Copy the data that follows, character for character, minus the pictures.

*GIVEN DATA*.
::::

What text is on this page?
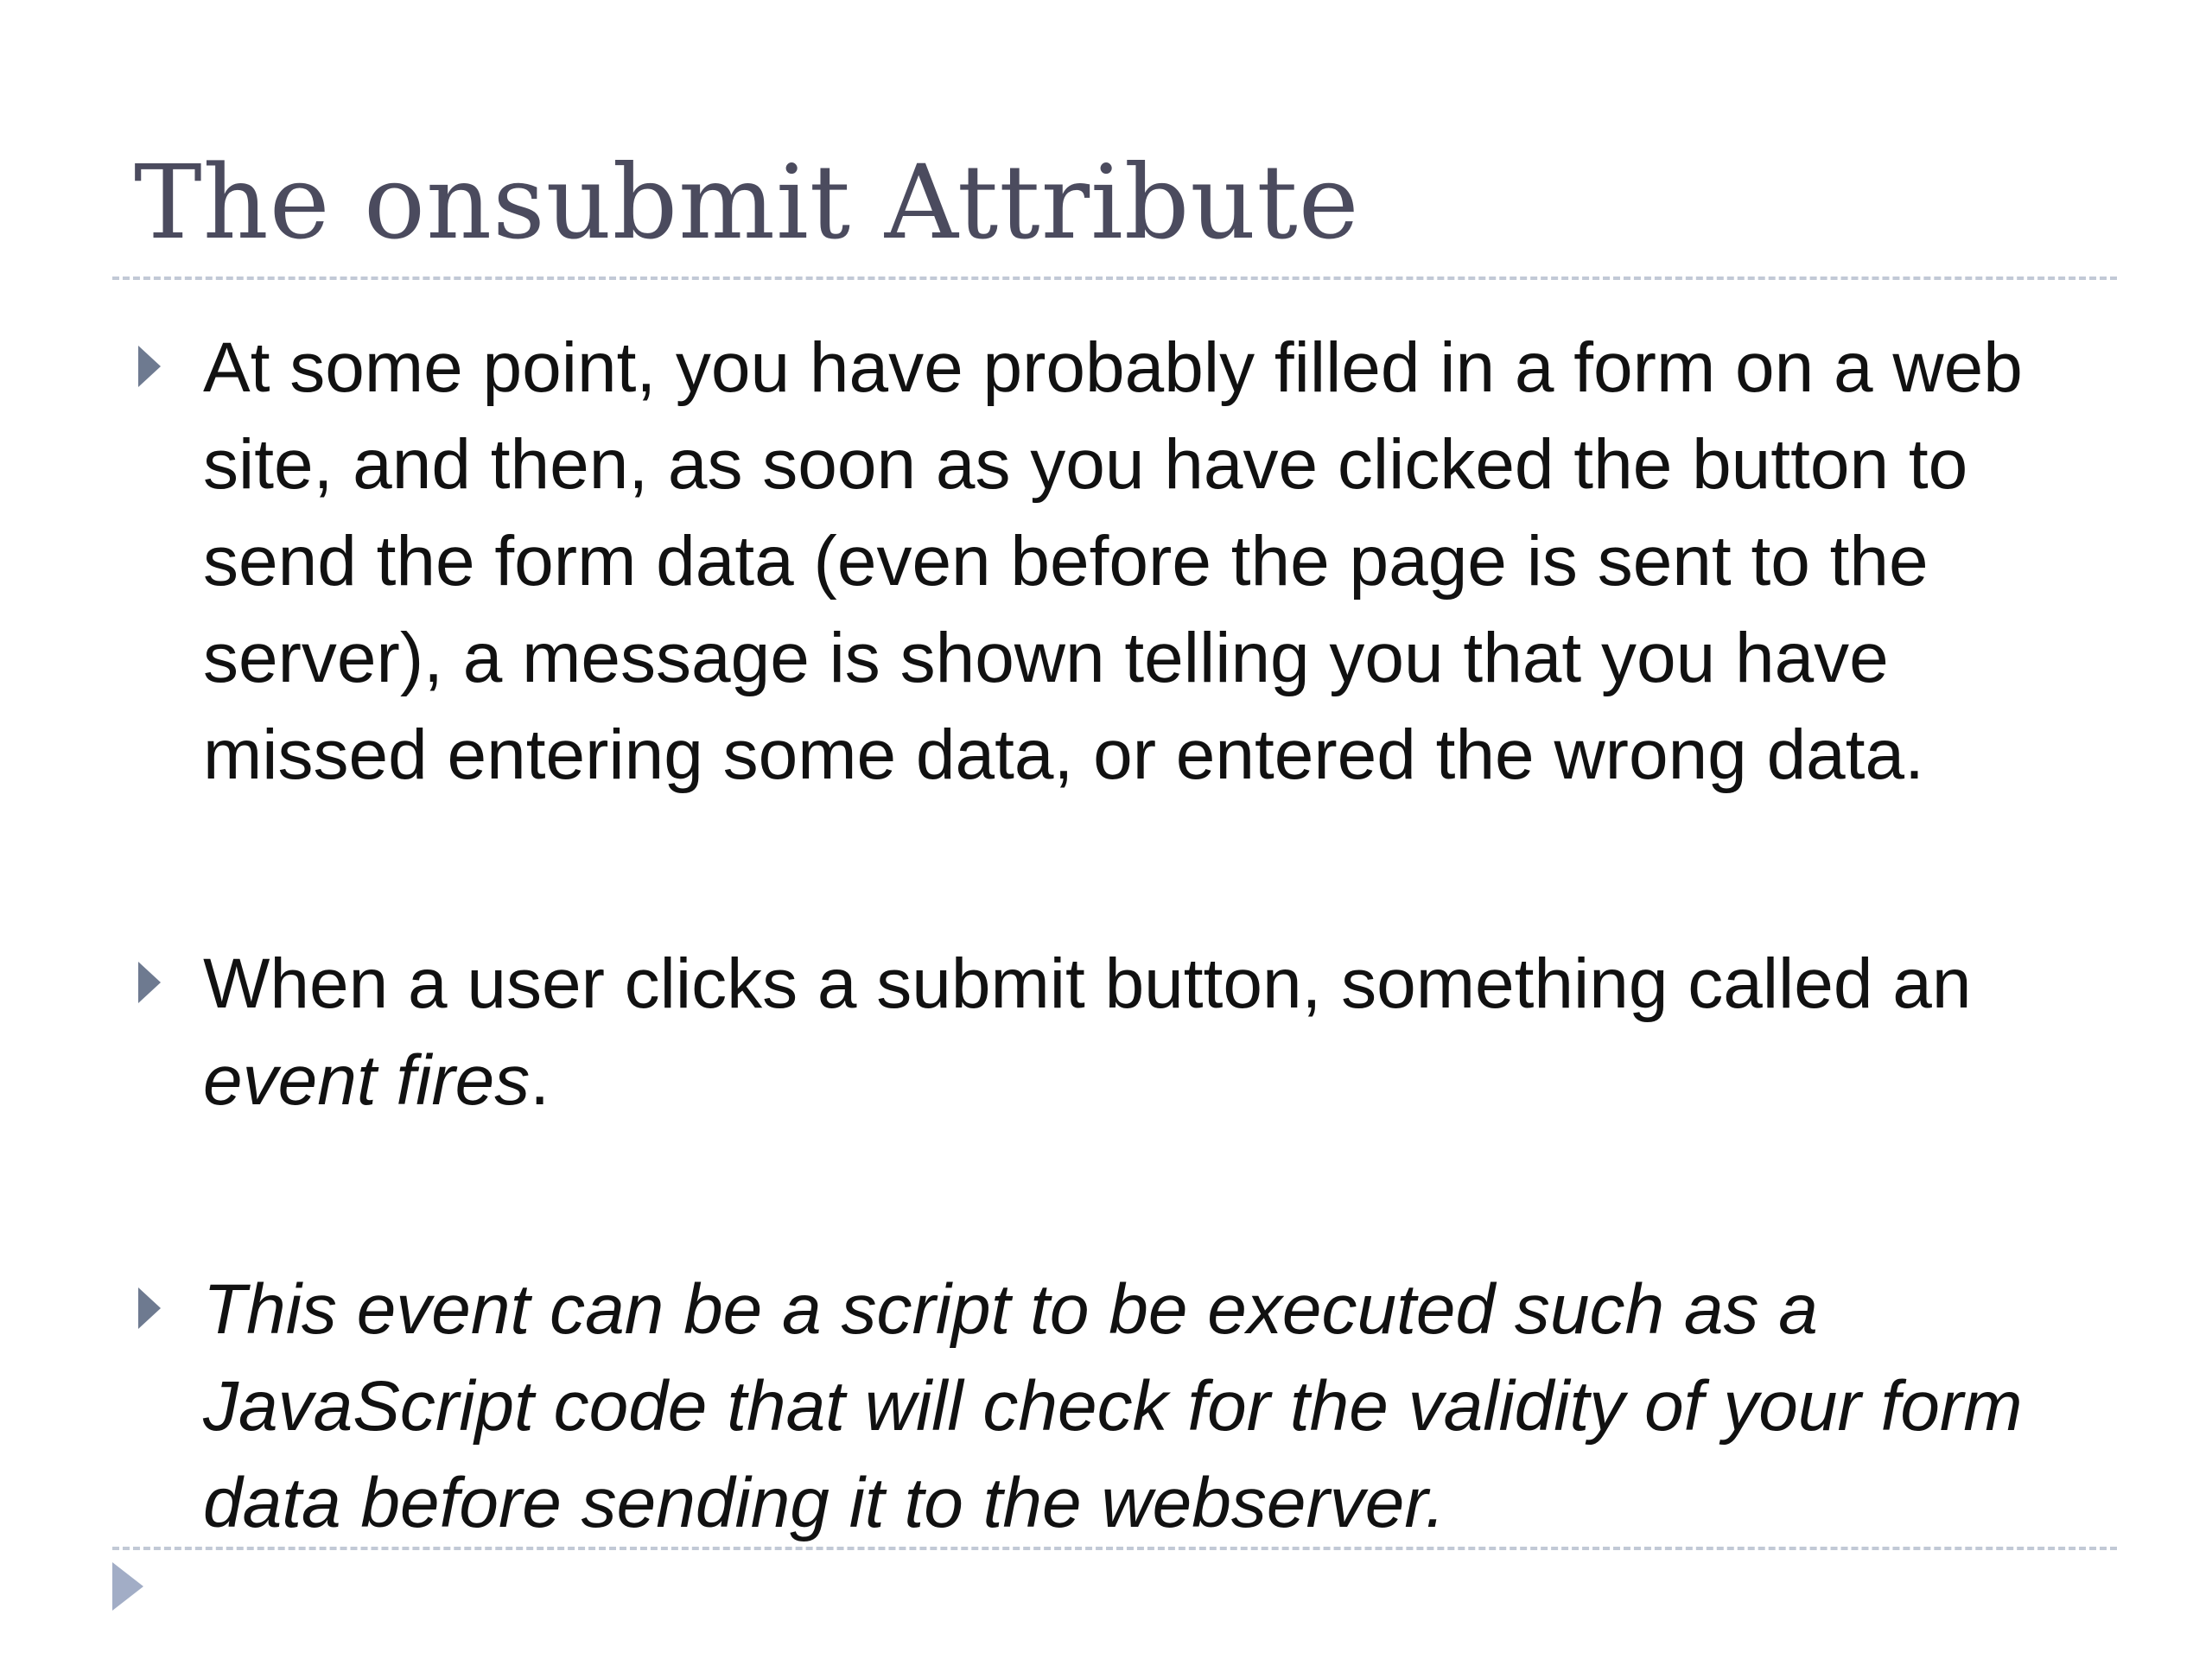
The onsubmit Attribute
At some point, you have probably filled in a form on a web site, and then, as soon as you have clicked the button to send the form data (even before the page is sent to the server), a message is shown telling you that you have missed entering some data, or entered the wrong data.
When a user clicks a submit button, something called an event fires.
This event can be a script to be executed such as a JavaScript code that will check for the validity of your form data before sending it to the webserver.
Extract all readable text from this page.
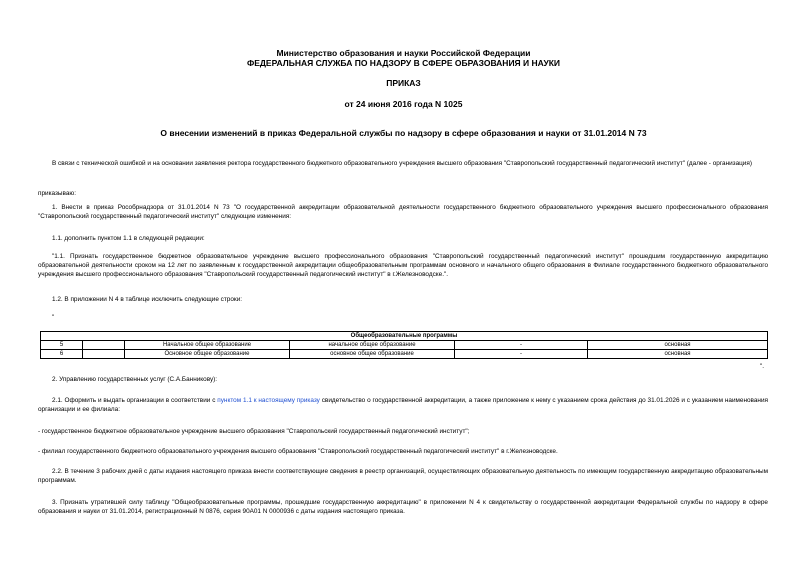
Министерство образования и науки Российской Федерации
ФЕДЕРАЛЬНАЯ СЛУЖБА ПО НАДЗОРУ В СФЕРЕ ОБРАЗОВАНИЯ И НАУКИ
ПРИКАЗ
от 24 июня 2016 года N 1025
О внесении изменений в приказ Федеральной службы по надзору в сфере образования и науки от 31.01.2014 N 73
В связи с технической ошибкой и на основании заявления ректора государственного бюджетного образовательного учреждения высшего образования "Ставропольский государственный педагогический институт" (далее - организация)
приказываю:
1. Внести в приказ Рособрнадзора от 31.01.2014 N 73 "О государственной аккредитации образовательной деятельности государственного бюджетного образовательного учреждения высшего профессионального образования "Ставропольский государственный педагогический институт" следующие изменения:
1.1. дополнить пунктом 1.1 в следующей редакции:
"1.1. Признать государственное бюджетное образовательное учреждение высшего профессионального образования "Ставропольский государственный педагогический институт" прошедшим государственную аккредитацию образовательной деятельности сроком на 12 лет по заявленным к государственной аккредитации общеобразовательным программам основного и начального общего образования в Филиале государственного бюджетного образовательного учреждения высшего профессионального образования "Ставропольский государственный педагогический институт" в г.Железноводске.".
1.2. В приложении N 4 в таблице исключить следующие строки:
"
Общеобразовательные программы					
5		Начальное общее образование	начальное общее образование	-	основная
6		Основное общее образование	основное общее образование	-	основная
".
2. Управлению государственных услуг (С.А.Банникову):
2.1. Оформить и выдать организации в соответствии с пунктом 1.1 к настоящему приказу свидетельство о государственной аккредитации, а также приложение к нему с указанием срока действия до 31.01.2026 и с указанием наименования организации и ее филиала:
- государственное бюджетное образовательное учреждение высшего образования "Ставропольский государственный педагогический институт";
- филиал государственного бюджетного образовательного учреждения высшего образования "Ставропольский государственный педагогический институт" в г.Железноводске.
2.2. В течение 3 рабочих дней с даты издания настоящего приказа внести соответствующие сведения в реестр организаций, осуществляющих образовательную деятельность по имеющим государственную аккредитацию образовательным программам.
3. Признать утратившей силу таблицу "Общеобразовательные программы, прошедшие государственную аккредитацию" в приложении N 4 к свидетельству о государственной аккредитации Федеральной службы по надзору в сфере образования и науки от 31.01.2014, регистрационный N 0876, серия 90А01 N 0000936 с даты издания настоящего приказа.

::::

*ANSWER FOR THIS EXERCISE*.
What text is on this page?
The onsubmit Attribute
At some point, you have probably filled in a form on a web site, and then, as soon as you have clicked the button to send the form data (even before the page is sent to the server), a message is shown telling you that you have missed entering some data, or entered the wrong data.
When a user clicks a submit button, something called an event fires.
This event can be a script to be executed such as a JavaScript code that will check for the validity of your form data before sending it to the webserver.
Extract all readable text from this page.
Министерство образования и науки Российской Федерации
ФЕДЕРАЛЬНАЯ СЛУЖБА ПО НАДЗОРУ В СФЕРЕ ОБРАЗОВАНИЯ И НАУКИ
ПРИКАЗ
от 24 июня 2016 года N 1025
О внесении изменений в приказ Федеральной службы по надзору в сфере образования и науки от 31.01.2014 N 73
В связи с технической ошибкой и на основании заявления ректора государственного бюджетного образовательного учреждения высшего образования "Ставропольский государственный педагогический институт" (далее - организация)
приказываю:
1. Внести в приказ Рособрнадзора от 31.01.2014 N 73 "О государственной аккредитации образовательной деятельности государственного бюджетного образовательного учреждения высшего профессионального образования "Ставропольский государственный педагогический институт" следующие изменения:
1.1. дополнить пунктом 1.1 в следующей редакции:
"1.1. Признать государственное бюджетное образовательное учреждение высшего профессионального образования "Ставропольский государственный педагогический институт" прошедшим государственную аккредитацию образовательной деятельности сроком на 12 лет по заявленным к государственной аккредитации общеобразовательным программам основного и начального общего образования в Филиале государственного бюджетного образовательного учреждения высшего профессионального образования "Ставропольский государственный педагогический институт" в г.Железноводске.".
1.2. В приложении N 4 в таблице исключить следующие строки:
"
Общеобразовательные программы					
5		Начальное общее образование	начальное общее образование	-	основная
6		Основное общее образование	основное общее образование	-	основная
".
2. Управлению государственных услуг (С.А.Банникову):
2.1. Оформить и выдать организации в соответствии с пунктом 1.1 к настоящему приказу свидетельство о государственной аккредитации, а также приложение к нему с указанием срока действия до 31.01.2026 и с указанием наименования организации и ее филиала:
- государственное бюджетное образовательное учреждение высшего образования "Ставропольский государственный педагогический институт";
- филиал государственного бюджетного образовательного учреждения высшего образования "Ставропольский государственный педагогический институт" в г.Железноводске.
2.2. В течение 3 рабочих дней с даты издания настоящего приказа внести соответствующие сведения в реестр организаций, осуществляющих образовательную деятельность по имеющим государственную аккредитацию образовательным программам.
3. Признать утратившей силу таблицу "Общеобразовательные программы, прошедшие государственную аккредитацию" в приложении N 4 к свидетельству о государственной аккредитации Федеральной службы по надзору в сфере образования и науки от 31.01.2014, регистрационный N 0876, серия 90А01 N 0000936 с даты издания настоящего приказа.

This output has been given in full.